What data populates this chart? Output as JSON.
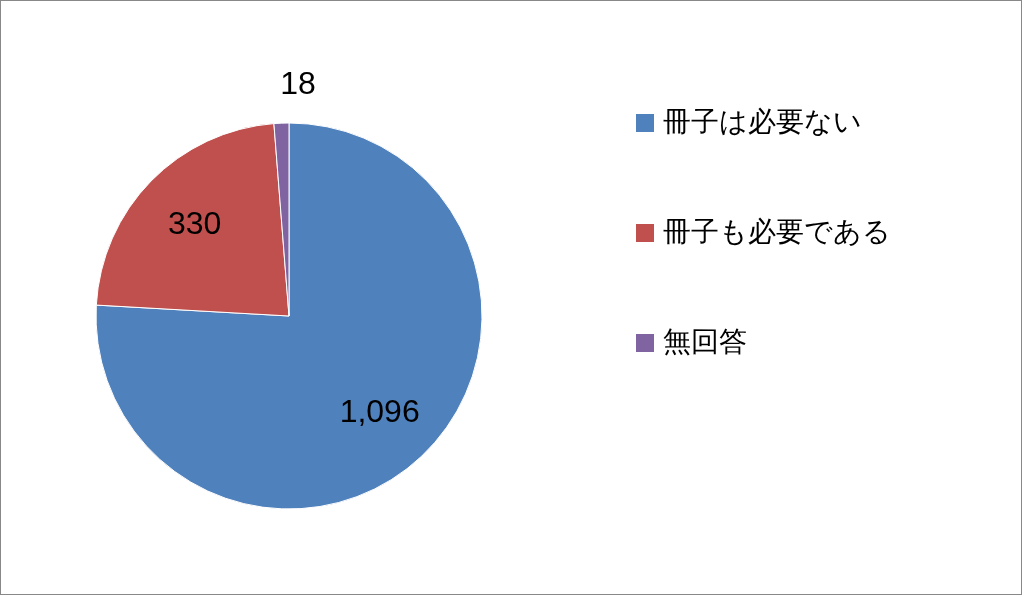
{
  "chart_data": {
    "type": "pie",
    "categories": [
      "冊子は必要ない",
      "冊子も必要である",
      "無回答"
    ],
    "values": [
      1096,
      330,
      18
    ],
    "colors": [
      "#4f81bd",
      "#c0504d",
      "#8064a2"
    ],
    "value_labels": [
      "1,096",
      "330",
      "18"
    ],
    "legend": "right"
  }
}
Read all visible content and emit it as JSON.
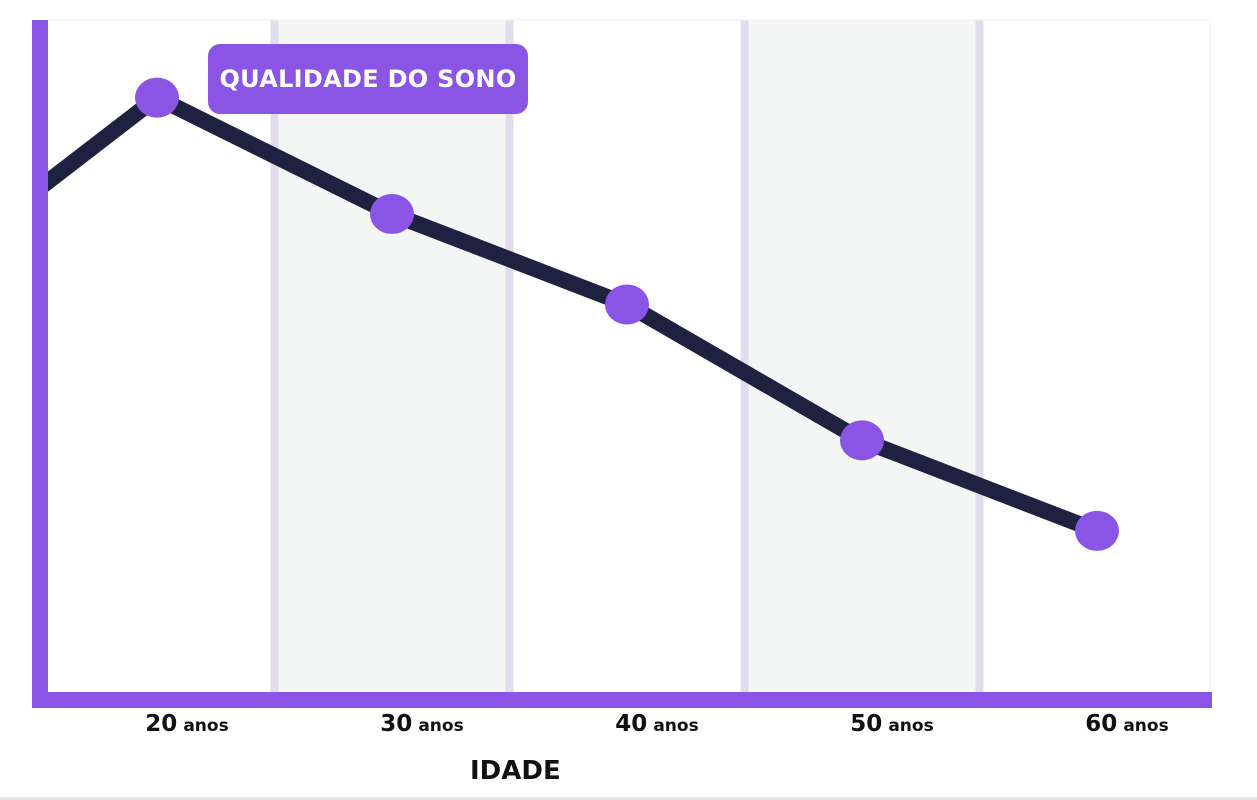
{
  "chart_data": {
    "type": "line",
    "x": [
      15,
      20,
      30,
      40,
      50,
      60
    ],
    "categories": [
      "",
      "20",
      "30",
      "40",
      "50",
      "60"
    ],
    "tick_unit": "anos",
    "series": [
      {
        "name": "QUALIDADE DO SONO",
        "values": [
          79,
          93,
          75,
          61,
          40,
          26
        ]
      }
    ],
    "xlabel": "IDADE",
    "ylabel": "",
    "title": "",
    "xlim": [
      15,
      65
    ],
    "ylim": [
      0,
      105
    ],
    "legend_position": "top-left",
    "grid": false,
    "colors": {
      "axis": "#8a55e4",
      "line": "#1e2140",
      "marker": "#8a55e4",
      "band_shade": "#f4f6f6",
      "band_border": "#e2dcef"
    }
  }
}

» YOUR GOAL: Omit the pictures and give the material again, exactly and in full.

» TASK RESULT:
What data populates this chart? Output as JSON.
{
  "chart_data": {
    "type": "pie",
    "categories": [
      "冊子は必要ない",
      "冊子も必要である",
      "無回答"
    ],
    "values": [
      1096,
      330,
      18
    ],
    "colors": [
      "#4f81bd",
      "#c0504d",
      "#8064a2"
    ],
    "value_labels": [
      "1,096",
      "330",
      "18"
    ],
    "legend": "right"
  }
}
Read all visible content and emit it as JSON.
{
  "chart_data": {
    "type": "line",
    "x": [
      15,
      20,
      30,
      40,
      50,
      60
    ],
    "categories": [
      "",
      "20",
      "30",
      "40",
      "50",
      "60"
    ],
    "tick_unit": "anos",
    "series": [
      {
        "name": "QUALIDADE DO SONO",
        "values": [
          79,
          93,
          75,
          61,
          40,
          26
        ]
      }
    ],
    "xlabel": "IDADE",
    "ylabel": "",
    "title": "",
    "xlim": [
      15,
      65
    ],
    "ylim": [
      0,
      105
    ],
    "legend_position": "top-left",
    "grid": false,
    "colors": {
      "axis": "#8a55e4",
      "line": "#1e2140",
      "marker": "#8a55e4",
      "band_shade": "#f4f6f6",
      "band_border": "#e2dcef"
    }
  }
}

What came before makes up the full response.